*Work to do:*
Work out how many lines in the listing below include the word "Interior". Give nothing but the number.

*Exercise material:*
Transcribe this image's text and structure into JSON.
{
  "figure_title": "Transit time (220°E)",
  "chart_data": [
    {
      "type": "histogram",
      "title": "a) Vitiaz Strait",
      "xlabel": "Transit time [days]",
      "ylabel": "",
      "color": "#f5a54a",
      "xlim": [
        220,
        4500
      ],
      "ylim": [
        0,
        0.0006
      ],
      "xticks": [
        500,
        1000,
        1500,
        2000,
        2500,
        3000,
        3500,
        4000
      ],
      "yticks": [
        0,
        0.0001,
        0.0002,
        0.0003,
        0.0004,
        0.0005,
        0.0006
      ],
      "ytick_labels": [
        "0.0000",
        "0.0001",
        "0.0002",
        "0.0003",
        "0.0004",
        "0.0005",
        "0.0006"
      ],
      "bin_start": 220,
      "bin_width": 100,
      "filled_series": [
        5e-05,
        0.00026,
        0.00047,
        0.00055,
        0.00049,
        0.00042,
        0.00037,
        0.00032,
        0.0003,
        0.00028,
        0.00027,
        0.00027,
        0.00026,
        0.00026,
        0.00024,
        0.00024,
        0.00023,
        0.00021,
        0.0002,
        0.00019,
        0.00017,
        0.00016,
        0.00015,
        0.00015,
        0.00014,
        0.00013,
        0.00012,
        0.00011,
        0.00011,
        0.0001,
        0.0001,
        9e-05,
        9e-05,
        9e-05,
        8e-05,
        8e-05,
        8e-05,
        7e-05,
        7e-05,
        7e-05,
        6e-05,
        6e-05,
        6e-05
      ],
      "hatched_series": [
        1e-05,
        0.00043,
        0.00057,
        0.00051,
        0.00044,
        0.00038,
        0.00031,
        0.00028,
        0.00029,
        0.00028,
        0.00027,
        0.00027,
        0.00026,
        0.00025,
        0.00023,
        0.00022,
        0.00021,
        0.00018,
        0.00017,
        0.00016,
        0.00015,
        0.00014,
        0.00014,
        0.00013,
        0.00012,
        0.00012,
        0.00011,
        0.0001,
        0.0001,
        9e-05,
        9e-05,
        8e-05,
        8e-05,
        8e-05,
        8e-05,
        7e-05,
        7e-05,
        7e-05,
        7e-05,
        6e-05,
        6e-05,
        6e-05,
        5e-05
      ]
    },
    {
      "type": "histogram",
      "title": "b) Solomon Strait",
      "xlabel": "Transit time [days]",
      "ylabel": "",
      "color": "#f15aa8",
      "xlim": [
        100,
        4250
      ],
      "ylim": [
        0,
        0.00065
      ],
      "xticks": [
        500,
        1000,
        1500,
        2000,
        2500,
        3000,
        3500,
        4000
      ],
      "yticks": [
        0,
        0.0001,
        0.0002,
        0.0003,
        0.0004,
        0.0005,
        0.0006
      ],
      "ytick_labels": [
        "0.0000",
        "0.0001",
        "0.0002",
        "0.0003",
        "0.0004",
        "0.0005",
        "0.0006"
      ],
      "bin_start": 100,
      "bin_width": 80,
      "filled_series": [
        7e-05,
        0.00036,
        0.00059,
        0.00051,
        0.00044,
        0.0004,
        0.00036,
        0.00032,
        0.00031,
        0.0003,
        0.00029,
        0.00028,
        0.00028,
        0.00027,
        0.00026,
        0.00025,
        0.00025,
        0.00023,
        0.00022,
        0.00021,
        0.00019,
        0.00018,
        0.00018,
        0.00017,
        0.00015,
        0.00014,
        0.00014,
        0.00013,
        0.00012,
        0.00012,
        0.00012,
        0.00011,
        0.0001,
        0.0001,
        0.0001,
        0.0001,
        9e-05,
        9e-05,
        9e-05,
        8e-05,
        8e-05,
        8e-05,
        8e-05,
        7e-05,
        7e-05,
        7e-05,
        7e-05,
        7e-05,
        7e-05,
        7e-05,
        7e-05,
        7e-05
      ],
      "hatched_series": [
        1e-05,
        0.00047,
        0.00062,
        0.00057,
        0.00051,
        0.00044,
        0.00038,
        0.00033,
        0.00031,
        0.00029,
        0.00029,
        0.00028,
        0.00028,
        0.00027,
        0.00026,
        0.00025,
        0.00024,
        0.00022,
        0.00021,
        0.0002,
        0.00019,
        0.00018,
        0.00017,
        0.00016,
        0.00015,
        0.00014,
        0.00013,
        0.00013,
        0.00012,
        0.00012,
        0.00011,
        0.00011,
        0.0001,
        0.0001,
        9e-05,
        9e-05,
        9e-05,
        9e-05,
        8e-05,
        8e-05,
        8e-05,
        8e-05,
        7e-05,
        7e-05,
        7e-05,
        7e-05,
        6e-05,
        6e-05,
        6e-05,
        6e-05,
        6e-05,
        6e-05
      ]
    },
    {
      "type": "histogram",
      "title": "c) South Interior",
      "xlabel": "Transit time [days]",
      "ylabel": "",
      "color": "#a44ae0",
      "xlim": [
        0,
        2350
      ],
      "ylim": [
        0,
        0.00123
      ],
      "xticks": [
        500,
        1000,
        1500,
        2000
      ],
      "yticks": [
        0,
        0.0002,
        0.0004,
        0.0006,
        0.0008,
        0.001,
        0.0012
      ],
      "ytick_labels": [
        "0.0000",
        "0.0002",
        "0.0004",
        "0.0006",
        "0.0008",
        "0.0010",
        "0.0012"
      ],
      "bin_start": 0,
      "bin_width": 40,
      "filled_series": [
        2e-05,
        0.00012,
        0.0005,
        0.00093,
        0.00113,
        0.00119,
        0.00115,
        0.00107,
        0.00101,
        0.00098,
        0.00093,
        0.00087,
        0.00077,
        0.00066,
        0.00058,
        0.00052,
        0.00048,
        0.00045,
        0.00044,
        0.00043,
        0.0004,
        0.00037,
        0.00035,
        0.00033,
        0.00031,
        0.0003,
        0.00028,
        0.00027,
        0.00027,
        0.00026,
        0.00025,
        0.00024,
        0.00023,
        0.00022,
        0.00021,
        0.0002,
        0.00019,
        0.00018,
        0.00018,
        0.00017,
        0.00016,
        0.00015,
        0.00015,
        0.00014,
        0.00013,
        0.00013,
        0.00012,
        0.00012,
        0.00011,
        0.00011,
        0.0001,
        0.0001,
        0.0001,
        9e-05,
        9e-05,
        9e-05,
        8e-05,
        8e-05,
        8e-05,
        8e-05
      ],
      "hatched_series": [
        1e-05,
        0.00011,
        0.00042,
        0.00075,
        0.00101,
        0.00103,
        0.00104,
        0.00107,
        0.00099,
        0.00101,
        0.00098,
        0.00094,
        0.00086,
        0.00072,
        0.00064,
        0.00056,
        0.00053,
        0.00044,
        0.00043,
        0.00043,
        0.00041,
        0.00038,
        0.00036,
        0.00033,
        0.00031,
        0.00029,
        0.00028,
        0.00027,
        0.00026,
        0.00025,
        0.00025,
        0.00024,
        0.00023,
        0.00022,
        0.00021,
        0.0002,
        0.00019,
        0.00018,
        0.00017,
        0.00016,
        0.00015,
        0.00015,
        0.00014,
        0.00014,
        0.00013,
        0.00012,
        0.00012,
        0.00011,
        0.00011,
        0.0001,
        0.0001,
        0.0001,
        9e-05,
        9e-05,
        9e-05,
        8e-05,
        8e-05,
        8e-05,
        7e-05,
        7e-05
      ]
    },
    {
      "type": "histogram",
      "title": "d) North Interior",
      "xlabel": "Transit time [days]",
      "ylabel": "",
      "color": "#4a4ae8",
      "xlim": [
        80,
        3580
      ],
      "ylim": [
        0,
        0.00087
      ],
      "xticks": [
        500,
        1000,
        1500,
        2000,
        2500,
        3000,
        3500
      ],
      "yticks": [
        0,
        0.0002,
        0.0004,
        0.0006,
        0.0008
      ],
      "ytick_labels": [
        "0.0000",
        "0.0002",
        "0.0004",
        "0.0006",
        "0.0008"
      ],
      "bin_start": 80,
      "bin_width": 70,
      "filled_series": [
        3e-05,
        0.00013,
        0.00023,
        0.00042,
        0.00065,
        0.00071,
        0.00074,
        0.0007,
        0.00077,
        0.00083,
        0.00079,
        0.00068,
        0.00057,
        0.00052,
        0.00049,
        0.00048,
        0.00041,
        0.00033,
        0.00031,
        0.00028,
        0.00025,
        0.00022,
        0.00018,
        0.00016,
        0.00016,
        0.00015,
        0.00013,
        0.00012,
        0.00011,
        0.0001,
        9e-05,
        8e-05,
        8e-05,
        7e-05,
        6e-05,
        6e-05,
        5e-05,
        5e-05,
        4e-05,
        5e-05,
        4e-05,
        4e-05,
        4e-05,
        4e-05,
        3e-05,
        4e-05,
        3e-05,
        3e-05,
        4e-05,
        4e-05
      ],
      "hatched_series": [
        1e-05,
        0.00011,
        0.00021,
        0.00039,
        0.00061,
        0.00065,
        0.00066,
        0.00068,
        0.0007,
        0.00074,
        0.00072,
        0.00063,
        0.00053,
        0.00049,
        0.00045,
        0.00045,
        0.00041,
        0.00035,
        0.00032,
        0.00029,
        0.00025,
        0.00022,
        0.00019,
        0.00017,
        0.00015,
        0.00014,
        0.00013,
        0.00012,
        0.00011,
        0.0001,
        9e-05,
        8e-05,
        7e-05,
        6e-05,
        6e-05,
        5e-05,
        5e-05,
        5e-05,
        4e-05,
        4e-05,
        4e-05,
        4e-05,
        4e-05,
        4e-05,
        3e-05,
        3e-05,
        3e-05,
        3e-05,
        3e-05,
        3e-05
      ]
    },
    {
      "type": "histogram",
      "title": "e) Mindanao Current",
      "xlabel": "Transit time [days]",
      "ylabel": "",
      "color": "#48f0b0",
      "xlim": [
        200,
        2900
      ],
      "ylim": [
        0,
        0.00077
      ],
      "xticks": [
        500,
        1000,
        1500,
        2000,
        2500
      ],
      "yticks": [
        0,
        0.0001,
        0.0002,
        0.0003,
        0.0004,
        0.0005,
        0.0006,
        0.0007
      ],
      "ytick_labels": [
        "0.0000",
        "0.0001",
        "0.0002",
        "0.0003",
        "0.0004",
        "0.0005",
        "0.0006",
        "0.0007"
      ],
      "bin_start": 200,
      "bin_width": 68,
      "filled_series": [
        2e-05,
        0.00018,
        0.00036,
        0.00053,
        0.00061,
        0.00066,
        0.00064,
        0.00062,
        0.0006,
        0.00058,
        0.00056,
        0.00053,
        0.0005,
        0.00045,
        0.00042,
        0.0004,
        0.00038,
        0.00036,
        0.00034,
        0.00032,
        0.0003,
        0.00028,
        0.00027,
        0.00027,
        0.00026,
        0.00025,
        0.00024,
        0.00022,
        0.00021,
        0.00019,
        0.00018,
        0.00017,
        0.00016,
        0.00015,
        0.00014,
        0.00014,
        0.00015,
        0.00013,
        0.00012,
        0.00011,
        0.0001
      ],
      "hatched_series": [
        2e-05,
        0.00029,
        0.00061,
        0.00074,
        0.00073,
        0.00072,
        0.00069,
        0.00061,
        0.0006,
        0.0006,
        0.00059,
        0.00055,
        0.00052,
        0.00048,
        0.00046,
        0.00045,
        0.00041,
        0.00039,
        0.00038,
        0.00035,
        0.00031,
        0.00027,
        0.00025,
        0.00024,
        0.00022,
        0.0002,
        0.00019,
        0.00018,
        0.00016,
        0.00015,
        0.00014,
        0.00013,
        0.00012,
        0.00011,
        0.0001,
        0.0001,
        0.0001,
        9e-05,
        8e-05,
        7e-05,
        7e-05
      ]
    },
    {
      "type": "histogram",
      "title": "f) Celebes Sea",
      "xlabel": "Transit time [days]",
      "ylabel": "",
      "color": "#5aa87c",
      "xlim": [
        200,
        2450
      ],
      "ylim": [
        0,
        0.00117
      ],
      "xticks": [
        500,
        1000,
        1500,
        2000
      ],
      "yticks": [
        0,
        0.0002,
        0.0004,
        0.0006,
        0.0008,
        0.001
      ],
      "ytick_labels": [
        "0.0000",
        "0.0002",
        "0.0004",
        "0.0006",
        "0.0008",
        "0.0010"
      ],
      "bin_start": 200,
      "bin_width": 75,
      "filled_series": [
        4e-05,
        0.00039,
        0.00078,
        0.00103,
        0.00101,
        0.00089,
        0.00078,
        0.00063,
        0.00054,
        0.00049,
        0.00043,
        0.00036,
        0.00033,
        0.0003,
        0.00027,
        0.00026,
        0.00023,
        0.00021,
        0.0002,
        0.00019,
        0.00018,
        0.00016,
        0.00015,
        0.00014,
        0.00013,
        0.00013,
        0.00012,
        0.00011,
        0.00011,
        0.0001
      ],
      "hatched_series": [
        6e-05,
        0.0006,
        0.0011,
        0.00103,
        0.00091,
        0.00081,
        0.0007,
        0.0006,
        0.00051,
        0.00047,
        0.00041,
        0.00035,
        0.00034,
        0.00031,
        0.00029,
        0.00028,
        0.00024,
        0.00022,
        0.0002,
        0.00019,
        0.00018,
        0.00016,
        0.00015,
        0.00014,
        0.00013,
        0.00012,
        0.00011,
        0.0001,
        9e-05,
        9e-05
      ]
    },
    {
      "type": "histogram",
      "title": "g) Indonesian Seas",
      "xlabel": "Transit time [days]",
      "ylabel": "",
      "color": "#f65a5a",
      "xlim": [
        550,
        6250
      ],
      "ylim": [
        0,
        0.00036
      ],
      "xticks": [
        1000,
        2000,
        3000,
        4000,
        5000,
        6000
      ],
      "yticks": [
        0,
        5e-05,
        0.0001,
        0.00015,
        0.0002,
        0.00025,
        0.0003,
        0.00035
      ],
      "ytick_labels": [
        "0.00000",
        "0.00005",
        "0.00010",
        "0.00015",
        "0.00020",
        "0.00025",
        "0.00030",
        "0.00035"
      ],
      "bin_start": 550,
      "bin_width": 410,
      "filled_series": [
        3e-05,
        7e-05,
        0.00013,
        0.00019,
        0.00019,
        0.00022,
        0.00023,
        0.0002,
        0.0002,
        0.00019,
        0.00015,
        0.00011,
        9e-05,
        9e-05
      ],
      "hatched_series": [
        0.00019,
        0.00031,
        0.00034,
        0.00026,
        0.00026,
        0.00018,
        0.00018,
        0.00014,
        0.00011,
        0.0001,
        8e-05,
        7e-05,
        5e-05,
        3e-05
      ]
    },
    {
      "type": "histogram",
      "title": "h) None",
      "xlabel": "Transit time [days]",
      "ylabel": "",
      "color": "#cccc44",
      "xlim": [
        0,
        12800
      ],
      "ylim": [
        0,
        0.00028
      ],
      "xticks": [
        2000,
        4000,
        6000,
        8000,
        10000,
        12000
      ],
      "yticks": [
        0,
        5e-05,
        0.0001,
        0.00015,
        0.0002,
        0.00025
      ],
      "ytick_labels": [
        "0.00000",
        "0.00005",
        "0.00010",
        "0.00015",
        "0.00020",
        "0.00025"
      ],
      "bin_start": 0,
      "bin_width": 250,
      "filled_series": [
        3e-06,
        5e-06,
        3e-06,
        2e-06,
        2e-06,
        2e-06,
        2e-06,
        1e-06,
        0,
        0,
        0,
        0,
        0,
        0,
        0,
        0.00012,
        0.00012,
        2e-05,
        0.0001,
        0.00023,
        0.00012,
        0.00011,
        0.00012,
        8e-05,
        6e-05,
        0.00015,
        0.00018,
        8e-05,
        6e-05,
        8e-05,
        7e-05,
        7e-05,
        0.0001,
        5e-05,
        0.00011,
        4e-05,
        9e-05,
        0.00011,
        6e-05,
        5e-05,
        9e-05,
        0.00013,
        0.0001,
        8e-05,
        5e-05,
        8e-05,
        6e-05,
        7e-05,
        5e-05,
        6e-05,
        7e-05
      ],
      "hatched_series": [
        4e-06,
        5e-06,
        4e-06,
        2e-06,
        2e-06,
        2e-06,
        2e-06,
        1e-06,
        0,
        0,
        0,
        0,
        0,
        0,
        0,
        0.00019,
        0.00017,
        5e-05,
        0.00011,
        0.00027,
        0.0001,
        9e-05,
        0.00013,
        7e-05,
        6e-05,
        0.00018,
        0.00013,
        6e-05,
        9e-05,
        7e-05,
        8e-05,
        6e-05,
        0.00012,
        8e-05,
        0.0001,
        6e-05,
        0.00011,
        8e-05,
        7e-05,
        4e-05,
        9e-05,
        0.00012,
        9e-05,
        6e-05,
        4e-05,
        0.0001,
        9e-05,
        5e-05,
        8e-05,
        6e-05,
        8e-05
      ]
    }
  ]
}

*Result of the exercise:*
2